**Texto de origem**.

Hoje, apresento mais seis, sendo eles cinco monstros sagrados dos anos 70, e mais uma das maiores bandas nos anos 90, mas que tem seus primeiros discos lançados na década de 80. Vamos à eles.
Supertramp
Álbuns desprezados: Supertramp [1970] e Indelibly Stamped [1971]
O Supertramp mundialmente conhecido foi calcado na divisão de vozes entre Roger Hodgson e Rick Davies, que também conduziam com maestria os teclados e piano, além da cozinha soberana de Dougie Thomson e Bob Siebenberg, e os instrumentos de sopro brilhantes de John Helliwell. Porém, antes da fama, a banda passou por diversas formações, tendo apenas Roger e Rick como remanescentes integrais nos anos 70. Em seu primeiro disco, o grupo era um quarteto, e tinha como um dos líderes o guitarrista Richard Palmer-James. Roger era o baixista, e o som era uma espécie de jazz prog muito interessante, com destaque para a viajante "Try Again", além da sensacional "Nothing to Show" e de "Maybe I'm A Beggar", em um álbum realmente muito bom. Já o segundo disco, agora como um quinteto e com Roger nas guitarras, o som é mais folk e apresenta pitadas iniciais do que veio a ser o Supertramp a partir de 1974, em faixas como "Forever" e "Times Have Changed", mas com total destaque para o clima de luau dos violões e flauta de "Aries", sensacional faixa gravada totalmente em improviso. Ambos os álbuns foram relançados inúmeras vezes, mas após a entrada de Helliwell, nenhuma canção destes discos foram interpretadas ao vivo. Ao mesmo tempo, nas inúmeras coletâneas lançadas sob o nome Supertramp, apenas Retrospectacle (The Supertramp Anthology) (de 2005) traz uma canção de cada disco ("Surely" e "Your Poppa Don't Mind" respectivamente). Por fim, a trilha sonora do filme Extremes (1972), de Tony Klinger e Michael Lytton, possui três faixas de Supertramp: "Words Unspoken", "Surely" e "Am I Not Like Other Birds Of Prey". Por quê? Não tenho nem ideia ...

**Tarefas escritas**.
• 1. Traduza para o inglês esta frase do texto sobre o Supertramp: "Em seu primeiro disco, o grupo era um quarteto, e tinha como um dos líderes o guitarrista Richard Palmer-James."
• 2. Responda com base no texto sobre o Supertramp:
(a) Que instrumento Roger tocava no primeiro disco?
(b) Qual faixa do segundo disco foi gravada totalmente em improviso?
(c) Em que ano saiu a coletânea Retrospectacle (The Supertramp Anthology)?
• 3. Prolongue o texto sobre o Supertramp a partir do ponto em que ele termina.
O material não tem nenhuma relação com o texto sobre o Supertramp.

**Conteúdo do material**.
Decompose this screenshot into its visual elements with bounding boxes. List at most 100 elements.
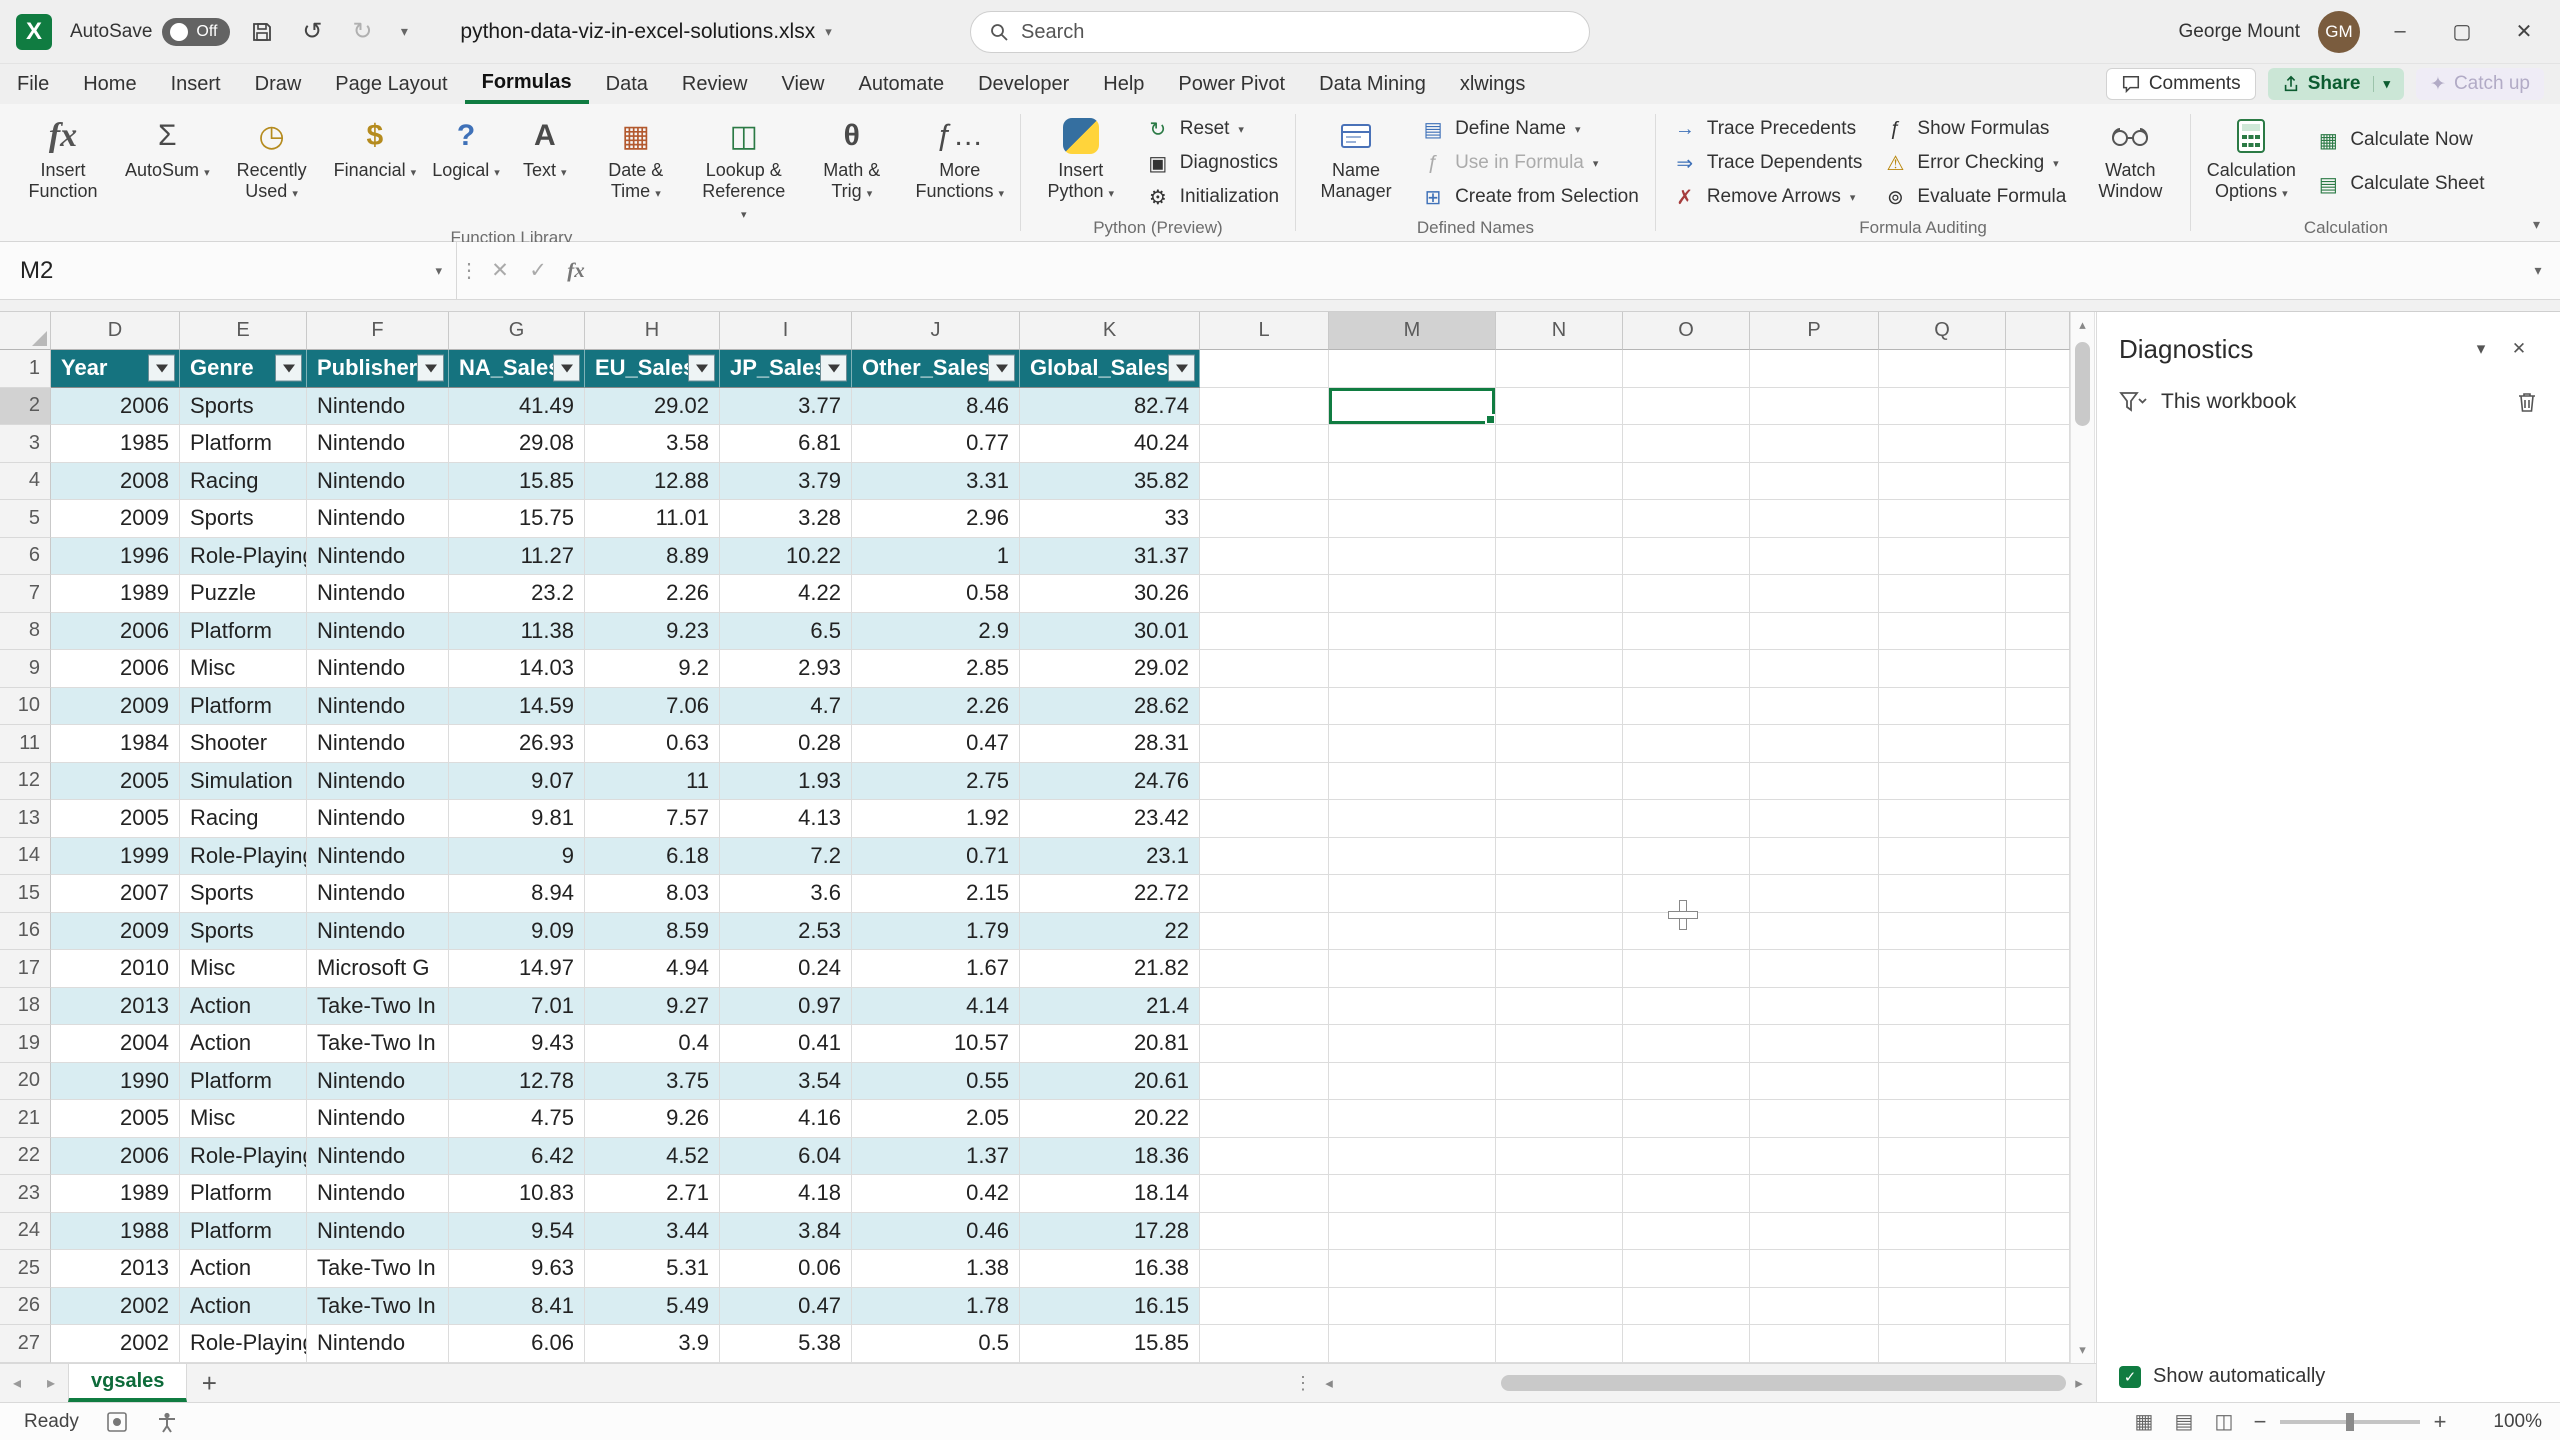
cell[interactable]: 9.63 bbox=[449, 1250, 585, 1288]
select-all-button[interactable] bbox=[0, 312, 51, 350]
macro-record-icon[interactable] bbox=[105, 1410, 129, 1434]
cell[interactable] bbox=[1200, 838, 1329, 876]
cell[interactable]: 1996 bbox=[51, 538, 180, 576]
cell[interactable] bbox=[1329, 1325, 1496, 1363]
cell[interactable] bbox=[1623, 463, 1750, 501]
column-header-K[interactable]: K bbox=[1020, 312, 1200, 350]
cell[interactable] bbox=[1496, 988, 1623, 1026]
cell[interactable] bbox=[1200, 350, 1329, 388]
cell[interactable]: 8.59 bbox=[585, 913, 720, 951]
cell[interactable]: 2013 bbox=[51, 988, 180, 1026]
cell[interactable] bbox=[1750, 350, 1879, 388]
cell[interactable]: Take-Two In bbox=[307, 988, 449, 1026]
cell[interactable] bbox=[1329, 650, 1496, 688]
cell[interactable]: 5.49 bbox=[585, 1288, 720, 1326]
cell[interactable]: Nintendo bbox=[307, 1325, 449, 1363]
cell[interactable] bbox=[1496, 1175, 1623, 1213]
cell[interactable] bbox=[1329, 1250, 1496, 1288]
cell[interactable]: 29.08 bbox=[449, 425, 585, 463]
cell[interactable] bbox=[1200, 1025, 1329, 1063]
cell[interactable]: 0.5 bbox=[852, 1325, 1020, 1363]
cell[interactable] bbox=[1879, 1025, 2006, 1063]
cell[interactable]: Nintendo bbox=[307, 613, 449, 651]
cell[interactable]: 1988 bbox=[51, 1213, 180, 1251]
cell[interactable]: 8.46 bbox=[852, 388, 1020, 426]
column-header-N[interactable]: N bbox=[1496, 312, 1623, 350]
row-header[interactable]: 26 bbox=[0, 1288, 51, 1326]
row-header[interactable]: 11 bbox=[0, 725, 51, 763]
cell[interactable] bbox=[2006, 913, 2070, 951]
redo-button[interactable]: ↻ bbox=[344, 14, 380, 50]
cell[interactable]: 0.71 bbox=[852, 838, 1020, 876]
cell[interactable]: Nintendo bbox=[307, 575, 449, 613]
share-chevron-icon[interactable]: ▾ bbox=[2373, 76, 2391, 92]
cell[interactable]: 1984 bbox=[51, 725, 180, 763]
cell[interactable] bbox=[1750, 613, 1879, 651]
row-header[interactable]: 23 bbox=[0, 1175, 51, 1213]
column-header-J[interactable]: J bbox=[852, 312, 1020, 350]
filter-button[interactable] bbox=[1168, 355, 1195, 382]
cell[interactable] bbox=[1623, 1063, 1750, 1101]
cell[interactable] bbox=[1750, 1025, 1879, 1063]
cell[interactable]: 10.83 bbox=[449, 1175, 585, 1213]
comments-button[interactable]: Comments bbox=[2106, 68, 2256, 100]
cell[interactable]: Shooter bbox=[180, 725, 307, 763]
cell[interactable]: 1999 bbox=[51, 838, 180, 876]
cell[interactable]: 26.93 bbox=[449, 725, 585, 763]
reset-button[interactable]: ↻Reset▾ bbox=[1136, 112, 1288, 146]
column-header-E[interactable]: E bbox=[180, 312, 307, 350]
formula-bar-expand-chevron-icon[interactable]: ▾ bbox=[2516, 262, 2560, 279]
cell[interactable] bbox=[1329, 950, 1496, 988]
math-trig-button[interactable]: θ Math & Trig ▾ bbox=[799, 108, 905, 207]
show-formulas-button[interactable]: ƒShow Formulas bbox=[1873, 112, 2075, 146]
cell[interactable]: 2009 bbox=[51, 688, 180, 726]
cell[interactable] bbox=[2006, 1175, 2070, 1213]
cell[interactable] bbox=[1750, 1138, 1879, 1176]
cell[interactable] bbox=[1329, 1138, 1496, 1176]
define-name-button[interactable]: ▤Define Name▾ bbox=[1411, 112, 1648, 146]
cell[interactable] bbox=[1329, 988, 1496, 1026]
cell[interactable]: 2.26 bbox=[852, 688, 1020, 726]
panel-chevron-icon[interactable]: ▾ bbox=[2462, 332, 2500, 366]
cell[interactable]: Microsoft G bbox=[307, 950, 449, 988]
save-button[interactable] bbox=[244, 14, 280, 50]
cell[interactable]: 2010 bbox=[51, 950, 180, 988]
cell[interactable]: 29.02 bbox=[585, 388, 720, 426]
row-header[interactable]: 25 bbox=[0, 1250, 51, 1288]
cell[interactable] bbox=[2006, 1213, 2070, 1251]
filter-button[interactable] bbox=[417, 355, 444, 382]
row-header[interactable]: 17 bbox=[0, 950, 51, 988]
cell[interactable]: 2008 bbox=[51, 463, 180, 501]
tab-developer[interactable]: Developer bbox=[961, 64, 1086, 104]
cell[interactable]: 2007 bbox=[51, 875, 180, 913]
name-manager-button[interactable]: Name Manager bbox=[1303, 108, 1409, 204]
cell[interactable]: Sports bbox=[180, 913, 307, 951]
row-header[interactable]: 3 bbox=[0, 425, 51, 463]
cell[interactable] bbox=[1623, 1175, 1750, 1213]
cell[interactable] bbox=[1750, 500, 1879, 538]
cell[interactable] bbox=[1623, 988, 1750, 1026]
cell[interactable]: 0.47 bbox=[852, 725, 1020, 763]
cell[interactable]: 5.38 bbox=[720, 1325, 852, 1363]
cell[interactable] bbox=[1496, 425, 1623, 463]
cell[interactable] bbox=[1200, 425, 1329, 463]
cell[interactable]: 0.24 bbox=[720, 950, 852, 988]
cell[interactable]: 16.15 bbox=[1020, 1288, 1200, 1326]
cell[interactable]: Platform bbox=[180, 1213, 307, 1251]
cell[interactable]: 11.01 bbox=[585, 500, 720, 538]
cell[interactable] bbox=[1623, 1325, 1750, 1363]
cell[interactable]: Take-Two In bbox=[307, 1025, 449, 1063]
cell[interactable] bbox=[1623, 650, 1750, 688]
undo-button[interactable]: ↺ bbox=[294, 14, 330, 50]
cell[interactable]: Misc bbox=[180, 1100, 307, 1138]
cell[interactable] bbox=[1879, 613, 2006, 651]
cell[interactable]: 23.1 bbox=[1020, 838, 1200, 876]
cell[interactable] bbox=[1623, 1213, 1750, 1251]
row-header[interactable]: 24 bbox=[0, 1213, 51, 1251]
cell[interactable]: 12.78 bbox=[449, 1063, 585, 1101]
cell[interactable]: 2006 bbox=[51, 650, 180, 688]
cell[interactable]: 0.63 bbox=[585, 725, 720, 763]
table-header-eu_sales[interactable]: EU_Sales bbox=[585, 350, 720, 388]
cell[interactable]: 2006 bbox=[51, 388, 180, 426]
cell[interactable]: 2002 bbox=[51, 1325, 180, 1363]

**Respostas finais**.
• 1. On its first album, the group was a quartet, and one of its leaders was guitarist Richard Palmer-James.

• 2.
(a) Baixo.
(b) "Aries".
(c) 2005.

• 3.
Styx
Álbuns desprezados: Styx [1972], Styx II (1973), Serpent is Rising (1973) e Man of Miracles (1974)
Os cinco primeiro discos do Styx contavam com a guitarra de John Curulewski, hoje praticamente um desconhecido dos fãs da banda que apreciam a era do baixinho Tommy Shaw empunhando sua Les Paul e criando clássicos como "Blue Collar Man", "Come Sail Away", "Fooling Yourself ", "Too Much Time On My Hands", entre outros. Era um Styx mais pesado, e com boas pitadas de progressivo e jazz, que ousava experimentar musicalmente, e com excelentes canções. Os quatro primeiro álbuns foram lançados originalmente pelo pequeno selo estadunidense Wooden Nickel, o que resultou até no apelido para a banda, no caso o do próprio nome do selo. Após a entrada de Shaw, em 1976, as coisas mudaram. O Styx passou a ser mais hard e menos prog, o grupo foi para a A&M Records e o mundo foi o limite para a nova fase, com sucessos atrás de sucessos, e os quatro discos acima sendo relegados à obscuridade. Eles tiveram poucas reedições ao longo dos anos, e deles, apenas "Lady" (de Styx II) acabou aparecendo no repertório do Styx pós-Shaw vez que outra. A coletânea Best Of Styx (1977) faz um bom apanhado de canções deste período, mas foi lançada sem autorização da banda pelo Wooden Nickel (o Styx aqui já estava ligado com a A&M Records) e no Japão, a BMG lançou em 1999 a coletânea The Best Of Styx (1973-1974), que como o nome diz, traz canções lançadas entre 1973 e 1974. Nas demais obras da banda que conheço, pouco ou nada destes quatro discos foram incluídas seja nas coletâneas ou nos set lists (encontrei apenas citações para "Rock & Roll Feeling", de Man of Miracles, e "I'm Gonna Make You Feel It", de Styx II, na turnê de 1976). Mas se você é fã da banda e nunca ouviu estes álbuns, corra atrás por que vale MUITO a pena.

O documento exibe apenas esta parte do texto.